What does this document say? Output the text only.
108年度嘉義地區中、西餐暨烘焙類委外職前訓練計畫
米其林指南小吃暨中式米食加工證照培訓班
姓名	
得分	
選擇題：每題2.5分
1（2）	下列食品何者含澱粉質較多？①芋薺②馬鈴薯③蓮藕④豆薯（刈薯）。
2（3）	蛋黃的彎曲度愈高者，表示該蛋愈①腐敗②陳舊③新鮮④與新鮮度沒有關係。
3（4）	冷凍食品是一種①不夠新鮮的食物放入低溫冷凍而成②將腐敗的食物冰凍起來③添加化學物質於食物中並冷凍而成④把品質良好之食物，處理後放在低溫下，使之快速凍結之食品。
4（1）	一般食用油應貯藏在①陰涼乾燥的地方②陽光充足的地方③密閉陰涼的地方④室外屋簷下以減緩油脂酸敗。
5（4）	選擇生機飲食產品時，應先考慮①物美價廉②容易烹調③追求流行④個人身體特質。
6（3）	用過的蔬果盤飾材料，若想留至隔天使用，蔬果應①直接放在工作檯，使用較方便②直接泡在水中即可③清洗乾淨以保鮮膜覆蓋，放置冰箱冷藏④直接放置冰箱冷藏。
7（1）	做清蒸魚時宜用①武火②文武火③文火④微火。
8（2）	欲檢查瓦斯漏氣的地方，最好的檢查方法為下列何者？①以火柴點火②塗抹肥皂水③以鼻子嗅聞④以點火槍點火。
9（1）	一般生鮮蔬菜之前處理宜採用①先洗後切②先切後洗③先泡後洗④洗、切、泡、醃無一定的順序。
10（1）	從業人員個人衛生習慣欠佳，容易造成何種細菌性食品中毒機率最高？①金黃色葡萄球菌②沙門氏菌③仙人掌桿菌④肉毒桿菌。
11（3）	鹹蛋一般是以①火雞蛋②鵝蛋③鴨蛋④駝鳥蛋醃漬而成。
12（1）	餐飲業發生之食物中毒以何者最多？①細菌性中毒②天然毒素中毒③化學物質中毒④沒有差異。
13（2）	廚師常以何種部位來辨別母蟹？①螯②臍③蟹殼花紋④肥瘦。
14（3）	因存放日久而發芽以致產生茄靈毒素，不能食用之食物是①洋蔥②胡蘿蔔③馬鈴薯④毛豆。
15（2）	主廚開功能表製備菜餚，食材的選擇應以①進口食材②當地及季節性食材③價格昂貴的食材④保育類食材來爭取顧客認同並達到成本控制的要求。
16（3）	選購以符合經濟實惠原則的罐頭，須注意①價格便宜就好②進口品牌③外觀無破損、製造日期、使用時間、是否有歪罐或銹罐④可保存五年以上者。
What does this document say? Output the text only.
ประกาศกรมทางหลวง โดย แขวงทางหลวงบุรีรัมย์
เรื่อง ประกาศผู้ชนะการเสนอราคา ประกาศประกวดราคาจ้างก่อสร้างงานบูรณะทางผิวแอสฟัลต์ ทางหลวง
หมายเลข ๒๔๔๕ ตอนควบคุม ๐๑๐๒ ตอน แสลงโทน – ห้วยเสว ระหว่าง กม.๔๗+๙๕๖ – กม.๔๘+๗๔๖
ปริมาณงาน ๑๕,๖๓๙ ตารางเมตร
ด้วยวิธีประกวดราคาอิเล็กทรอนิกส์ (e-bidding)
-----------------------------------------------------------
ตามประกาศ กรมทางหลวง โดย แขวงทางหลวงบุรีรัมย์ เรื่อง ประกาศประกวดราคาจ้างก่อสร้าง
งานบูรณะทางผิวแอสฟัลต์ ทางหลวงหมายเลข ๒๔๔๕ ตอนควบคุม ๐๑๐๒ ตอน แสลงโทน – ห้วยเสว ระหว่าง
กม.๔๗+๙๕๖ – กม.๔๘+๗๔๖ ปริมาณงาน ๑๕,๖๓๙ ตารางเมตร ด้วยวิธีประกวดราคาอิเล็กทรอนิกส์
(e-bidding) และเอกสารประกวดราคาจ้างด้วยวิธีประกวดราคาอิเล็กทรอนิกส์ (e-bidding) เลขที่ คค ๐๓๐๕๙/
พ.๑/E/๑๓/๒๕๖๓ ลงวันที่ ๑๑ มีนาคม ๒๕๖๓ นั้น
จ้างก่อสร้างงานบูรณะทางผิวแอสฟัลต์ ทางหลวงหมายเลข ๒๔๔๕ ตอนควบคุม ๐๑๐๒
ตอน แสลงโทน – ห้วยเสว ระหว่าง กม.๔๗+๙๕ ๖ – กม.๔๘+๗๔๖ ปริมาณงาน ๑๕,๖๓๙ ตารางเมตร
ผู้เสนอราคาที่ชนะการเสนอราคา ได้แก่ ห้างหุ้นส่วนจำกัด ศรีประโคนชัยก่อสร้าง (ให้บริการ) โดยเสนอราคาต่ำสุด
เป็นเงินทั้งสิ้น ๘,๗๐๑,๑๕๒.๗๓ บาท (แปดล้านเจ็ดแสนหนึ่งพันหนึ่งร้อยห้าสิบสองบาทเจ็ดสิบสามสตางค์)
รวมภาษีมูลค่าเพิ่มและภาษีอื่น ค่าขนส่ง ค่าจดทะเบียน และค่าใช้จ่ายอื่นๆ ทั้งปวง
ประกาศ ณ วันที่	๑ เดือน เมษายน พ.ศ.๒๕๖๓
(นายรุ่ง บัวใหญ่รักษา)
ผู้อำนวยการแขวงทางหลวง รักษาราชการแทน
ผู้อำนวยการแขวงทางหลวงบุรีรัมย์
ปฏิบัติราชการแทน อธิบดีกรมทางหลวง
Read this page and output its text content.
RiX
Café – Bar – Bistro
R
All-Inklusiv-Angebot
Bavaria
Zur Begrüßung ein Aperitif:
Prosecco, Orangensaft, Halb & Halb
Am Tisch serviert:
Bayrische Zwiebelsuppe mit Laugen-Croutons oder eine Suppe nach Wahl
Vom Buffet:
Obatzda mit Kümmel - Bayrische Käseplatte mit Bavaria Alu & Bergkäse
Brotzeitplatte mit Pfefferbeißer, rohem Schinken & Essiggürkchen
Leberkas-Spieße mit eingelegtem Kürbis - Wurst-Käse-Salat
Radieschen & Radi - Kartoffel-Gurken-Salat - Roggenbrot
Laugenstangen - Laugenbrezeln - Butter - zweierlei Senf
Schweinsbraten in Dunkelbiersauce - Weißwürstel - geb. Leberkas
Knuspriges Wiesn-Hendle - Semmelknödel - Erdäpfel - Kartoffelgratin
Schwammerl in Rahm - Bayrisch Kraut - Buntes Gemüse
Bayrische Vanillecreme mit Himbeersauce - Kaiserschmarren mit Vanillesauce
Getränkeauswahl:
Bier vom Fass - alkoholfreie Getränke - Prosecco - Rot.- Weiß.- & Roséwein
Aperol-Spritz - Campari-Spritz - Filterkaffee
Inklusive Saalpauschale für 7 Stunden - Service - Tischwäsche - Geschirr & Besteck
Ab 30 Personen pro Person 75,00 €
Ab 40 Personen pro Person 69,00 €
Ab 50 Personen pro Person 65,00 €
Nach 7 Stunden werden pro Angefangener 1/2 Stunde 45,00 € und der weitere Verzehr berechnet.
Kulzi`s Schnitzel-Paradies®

= = = = =

Restate every line of the data word for word.

What does this document say? Output the text only.
108年度嘉義地區中、西餐暨烘焙類委外職前訓練計畫
米其林指南小吃暨中式米食加工證照培訓班
姓名	
得分	
選擇題：每題2.5分
1（2）	下列食品何者含澱粉質較多？①芋薺②馬鈴薯③蓮藕④豆薯（刈薯）。
2（3）	蛋黃的彎曲度愈高者，表示該蛋愈①腐敗②陳舊③新鮮④與新鮮度沒有關係。
3（4）	冷凍食品是一種①不夠新鮮的食物放入低溫冷凍而成②將腐敗的食物冰凍起來③添加化學物質於食物中並冷凍而成④把品質良好之食物，處理後放在低溫下，使之快速凍結之食品。
4（1）	一般食用油應貯藏在①陰涼乾燥的地方②陽光充足的地方③密閉陰涼的地方④室外屋簷下以減緩油脂酸敗。
5（4）	選擇生機飲食產品時，應先考慮①物美價廉②容易烹調③追求流行④個人身體特質。
6（3）	用過的蔬果盤飾材料，若想留至隔天使用，蔬果應①直接放在工作檯，使用較方便②直接泡在水中即可③清洗乾淨以保鮮膜覆蓋，放置冰箱冷藏④直接放置冰箱冷藏。
7（1）	做清蒸魚時宜用①武火②文武火③文火④微火。
8（2）	欲檢查瓦斯漏氣的地方，最好的檢查方法為下列何者？①以火柴點火②塗抹肥皂水③以鼻子嗅聞④以點火槍點火。
9（1）	一般生鮮蔬菜之前處理宜採用①先洗後切②先切後洗③先泡後洗④洗、切、泡、醃無一定的順序。
10（1）	從業人員個人衛生習慣欠佳，容易造成何種細菌性食品中毒機率最高？①金黃色葡萄球菌②沙門氏菌③仙人掌桿菌④肉毒桿菌。
11（3）	鹹蛋一般是以①火雞蛋②鵝蛋③鴨蛋④駝鳥蛋醃漬而成。
12（1）	餐飲業發生之食物中毒以何者最多？①細菌性中毒②天然毒素中毒③化學物質中毒④沒有差異。
13（2）	廚師常以何種部位來辨別母蟹？①螯②臍③蟹殼花紋④肥瘦。
14（3）	因存放日久而發芽以致產生茄靈毒素，不能食用之食物是①洋蔥②胡蘿蔔③馬鈴薯④毛豆。
15（2）	主廚開功能表製備菜餚，食材的選擇應以①進口食材②當地及季節性食材③價格昂貴的食材④保育類食材來爭取顧客認同並達到成本控制的要求。
16（3）	選購以符合經濟實惠原則的罐頭，須注意①價格便宜就好②進口品牌③外觀無破損、製造日期、使用時間、是否有歪罐或銹罐④可保存五年以上者。
What does this document say? Output the text only.
ประกาศกรมทางหลวง โดย แขวงทางหลวงบุรีรัมย์
เรื่อง ประกาศผู้ชนะการเสนอราคา ประกาศประกวดราคาจ้างก่อสร้างงานบูรณะทางผิวแอสฟัลต์ ทางหลวง
หมายเลข ๒๔๔๕ ตอนควบคุม ๐๑๐๒ ตอน แสลงโทน – ห้วยเสว ระหว่าง กม.๔๗+๙๕๖ – กม.๔๘+๗๔๖
ปริมาณงาน ๑๕,๖๓๙ ตารางเมตร
ด้วยวิธีประกวดราคาอิเล็กทรอนิกส์ (e-bidding)
-----------------------------------------------------------
ตามประกาศ กรมทางหลวง โดย แขวงทางหลวงบุรีรัมย์ เรื่อง ประกาศประกวดราคาจ้างก่อสร้าง
งานบูรณะทางผิวแอสฟัลต์ ทางหลวงหมายเลข ๒๔๔๕ ตอนควบคุม ๐๑๐๒ ตอน แสลงโทน – ห้วยเสว ระหว่าง
กม.๔๗+๙๕๖ – กม.๔๘+๗๔๖ ปริมาณงาน ๑๕,๖๓๙ ตารางเมตร ด้วยวิธีประกวดราคาอิเล็กทรอนิกส์
(e-bidding) และเอกสารประกวดราคาจ้างด้วยวิธีประกวดราคาอิเล็กทรอนิกส์ (e-bidding) เลขที่ คค ๐๓๐๕๙/
พ.๑/E/๑๓/๒๕๖๓ ลงวันที่ ๑๑ มีนาคม ๒๕๖๓ นั้น
จ้างก่อสร้างงานบูรณะทางผิวแอสฟัลต์ ทางหลวงหมายเลข ๒๔๔๕ ตอนควบคุม ๐๑๐๒
ตอน แสลงโทน – ห้วยเสว ระหว่าง กม.๔๗+๙๕ ๖ – กม.๔๘+๗๔๖ ปริมาณงาน ๑๕,๖๓๙ ตารางเมตร
ผู้เสนอราคาที่ชนะการเสนอราคา ได้แก่ ห้างหุ้นส่วนจำกัด ศรีประโคนชัยก่อสร้าง (ให้บริการ) โดยเสนอราคาต่ำสุด
เป็นเงินทั้งสิ้น ๘,๗๐๑,๑๕๒.๗๓ บาท (แปดล้านเจ็ดแสนหนึ่งพันหนึ่งร้อยห้าสิบสองบาทเจ็ดสิบสามสตางค์)
รวมภาษีมูลค่าเพิ่มและภาษีอื่น ค่าขนส่ง ค่าจดทะเบียน และค่าใช้จ่ายอื่นๆ ทั้งปวง
ประกาศ ณ วันที่	๑ เดือน เมษายน พ.ศ.๒๕๖๓
(นายรุ่ง บัวใหญ่รักษา)
ผู้อำนวยการแขวงทางหลวง รักษาราชการแทน
ผู้อำนวยการแขวงทางหลวงบุรีรัมย์
ปฏิบัติราชการแทน อธิบดีกรมทางหลวง
Read this page and output its text content.
RiX
Café – Bar – Bistro
R
All-Inklusiv-Angebot
Bavaria
Zur Begrüßung ein Aperitif:
Prosecco, Orangensaft, Halb & Halb
Am Tisch serviert:
Bayrische Zwiebelsuppe mit Laugen-Croutons oder eine Suppe nach Wahl
Vom Buffet:
Obatzda mit Kümmel - Bayrische Käseplatte mit Bavaria Alu & Bergkäse
Brotzeitplatte mit Pfefferbeißer, rohem Schinken & Essiggürkchen
Leberkas-Spieße mit eingelegtem Kürbis - Wurst-Käse-Salat
Radieschen & Radi - Kartoffel-Gurken-Salat - Roggenbrot
Laugenstangen - Laugenbrezeln - Butter - zweierlei Senf
Schweinsbraten in Dunkelbiersauce - Weißwürstel - geb. Leberkas
Knuspriges Wiesn-Hendle - Semmelknödel - Erdäpfel - Kartoffelgratin
Schwammerl in Rahm - Bayrisch Kraut - Buntes Gemüse
Bayrische Vanillecreme mit Himbeersauce - Kaiserschmarren mit Vanillesauce
Getränkeauswahl:
Bier vom Fass - alkoholfreie Getränke - Prosecco - Rot.- Weiß.- & Roséwein
Aperol-Spritz - Campari-Spritz - Filterkaffee
Inklusive Saalpauschale für 7 Stunden - Service - Tischwäsche - Geschirr & Besteck
Ab 30 Personen pro Person 75,00 €
Ab 40 Personen pro Person 69,00 €
Ab 50 Personen pro Person 65,00 €
Nach 7 Stunden werden pro Angefangener 1/2 Stunde 45,00 € und der weitere Verzehr berechnet.
Kulzi`s Schnitzel-Paradies®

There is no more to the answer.